• [Directions] Copy everything from the line containing "552, 137, 561]" down to the line containing "240, 139, 250]", changing "Circle shape" to "Round marker" and leaving the rest as it is.

[Raw records start]

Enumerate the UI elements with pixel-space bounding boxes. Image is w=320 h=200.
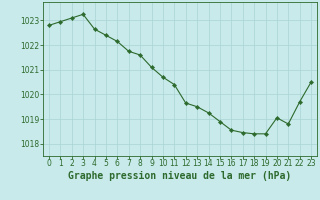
X-axis label: Graphe pression niveau de la mer (hPa): Graphe pression niveau de la mer (hPa) <box>68 171 292 181</box>
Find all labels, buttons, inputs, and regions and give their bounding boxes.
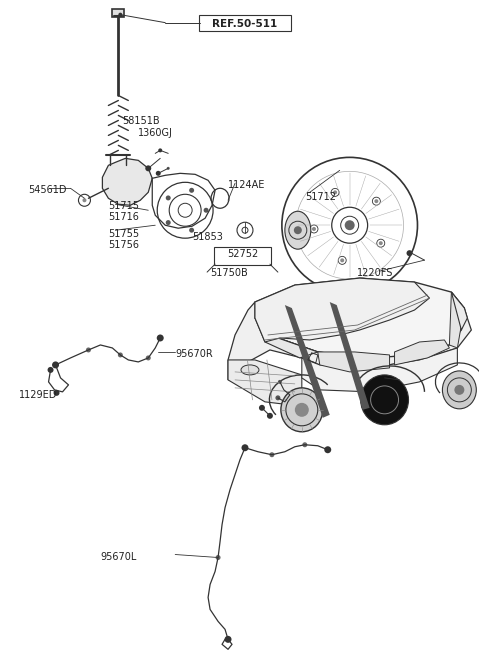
Text: 95670L: 95670L	[100, 552, 137, 561]
Circle shape	[54, 390, 60, 396]
Polygon shape	[451, 292, 468, 330]
Text: 58151B: 58151B	[122, 117, 160, 126]
Polygon shape	[255, 278, 430, 342]
Ellipse shape	[443, 371, 476, 409]
Text: 51715: 51715	[108, 201, 139, 212]
Circle shape	[156, 171, 161, 176]
Circle shape	[158, 149, 162, 153]
Circle shape	[269, 452, 275, 457]
Circle shape	[189, 228, 194, 233]
Text: 51756: 51756	[108, 240, 139, 250]
Circle shape	[167, 167, 170, 170]
Circle shape	[241, 444, 249, 451]
Circle shape	[52, 362, 59, 368]
Text: 51750B: 51750B	[210, 268, 248, 278]
Circle shape	[166, 195, 171, 200]
Circle shape	[259, 405, 265, 411]
Polygon shape	[285, 305, 330, 418]
Circle shape	[86, 347, 91, 352]
Text: 54561D: 54561D	[29, 185, 67, 195]
Text: 1129ED: 1129ED	[19, 390, 57, 400]
Circle shape	[267, 413, 273, 419]
Circle shape	[324, 446, 331, 453]
Circle shape	[225, 636, 231, 643]
Circle shape	[295, 403, 309, 417]
Polygon shape	[255, 318, 318, 358]
Circle shape	[379, 241, 383, 245]
Text: REF.50-511: REF.50-511	[212, 18, 277, 29]
Polygon shape	[302, 348, 457, 392]
Circle shape	[118, 352, 123, 358]
Circle shape	[83, 198, 86, 202]
Polygon shape	[318, 352, 390, 372]
Circle shape	[312, 227, 316, 231]
Text: 51853: 51853	[192, 233, 223, 242]
Text: 1220FS: 1220FS	[357, 268, 393, 278]
Circle shape	[157, 335, 164, 341]
Circle shape	[345, 220, 355, 230]
Circle shape	[48, 367, 54, 373]
Circle shape	[166, 220, 171, 225]
Circle shape	[340, 258, 344, 263]
Circle shape	[276, 396, 280, 400]
Circle shape	[189, 188, 194, 193]
Circle shape	[294, 226, 302, 234]
Text: 1360GJ: 1360GJ	[138, 128, 173, 138]
Ellipse shape	[285, 212, 311, 249]
Polygon shape	[228, 302, 471, 380]
Polygon shape	[395, 340, 449, 365]
Circle shape	[302, 442, 307, 447]
Text: 51755: 51755	[108, 229, 140, 239]
FancyBboxPatch shape	[199, 14, 291, 31]
Circle shape	[216, 555, 220, 560]
Polygon shape	[449, 292, 464, 348]
Circle shape	[374, 199, 378, 203]
Text: 1124AE: 1124AE	[228, 180, 265, 191]
Circle shape	[407, 250, 412, 256]
Text: 95670R: 95670R	[175, 349, 213, 359]
Ellipse shape	[241, 365, 259, 375]
Ellipse shape	[281, 388, 323, 432]
Circle shape	[119, 12, 122, 16]
Ellipse shape	[360, 375, 408, 425]
FancyBboxPatch shape	[214, 247, 271, 265]
Text: 51716: 51716	[108, 212, 139, 222]
Circle shape	[455, 385, 464, 395]
Text: 52752: 52752	[228, 249, 259, 259]
Text: 51712: 51712	[305, 193, 336, 202]
Polygon shape	[330, 302, 370, 410]
Polygon shape	[228, 360, 302, 405]
Circle shape	[204, 208, 209, 213]
Circle shape	[146, 356, 151, 360]
Polygon shape	[102, 159, 152, 205]
Polygon shape	[255, 278, 464, 358]
FancyBboxPatch shape	[112, 9, 124, 16]
Circle shape	[145, 165, 151, 172]
Circle shape	[278, 380, 282, 384]
Circle shape	[333, 191, 337, 195]
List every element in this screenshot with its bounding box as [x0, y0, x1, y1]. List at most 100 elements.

[Raw records end]

• [Solution]
Text: 95670L: 95670L	[100, 552, 137, 561]
Round marker	[54, 390, 60, 396]
Polygon shape	[451, 292, 468, 330]
Text: 58151B: 58151B	[122, 117, 160, 126]
Polygon shape	[255, 278, 430, 342]
Ellipse shape	[443, 371, 476, 409]
Text: 51715: 51715	[108, 201, 139, 212]
Round marker	[156, 171, 161, 176]
Round marker	[158, 149, 162, 153]
Round marker	[269, 452, 275, 457]
Round marker	[189, 228, 194, 233]
Text: 51756: 51756	[108, 240, 139, 250]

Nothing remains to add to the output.